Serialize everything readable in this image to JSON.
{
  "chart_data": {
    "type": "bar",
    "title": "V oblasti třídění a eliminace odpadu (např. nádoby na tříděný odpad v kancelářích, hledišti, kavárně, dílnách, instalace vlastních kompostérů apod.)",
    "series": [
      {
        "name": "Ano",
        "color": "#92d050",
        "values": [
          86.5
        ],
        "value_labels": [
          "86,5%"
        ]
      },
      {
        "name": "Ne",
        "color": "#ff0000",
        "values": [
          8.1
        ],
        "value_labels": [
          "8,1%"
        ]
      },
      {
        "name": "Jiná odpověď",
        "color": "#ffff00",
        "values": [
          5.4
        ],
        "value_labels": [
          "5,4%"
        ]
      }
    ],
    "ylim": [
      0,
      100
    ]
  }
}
::::
== What you have to do ==
Reproduce the full listing above, character for character.

== Correct response ==
Serialize everything readable in this image to JSON.
{
  "chart_data": {
    "type": "bar",
    "title": "V oblasti třídění a eliminace odpadu (např. nádoby na tříděný odpad v kancelářích, hledišti, kavárně, dílnách, instalace vlastních kompostérů apod.)",
    "series": [
      {
        "name": "Ano",
        "color": "#92d050",
        "values": [
          86.5
        ],
        "value_labels": [
          "86,5%"
        ]
      },
      {
        "name": "Ne",
        "color": "#ff0000",
        "values": [
          8.1
        ],
        "value_labels": [
          "8,1%"
        ]
      },
      {
        "name": "Jiná odpověď",
        "color": "#ffff00",
        "values": [
          5.4
        ],
        "value_labels": [
          "5,4%"
        ]
      }
    ],
    "ylim": [
      0,
      100
    ]
  }
}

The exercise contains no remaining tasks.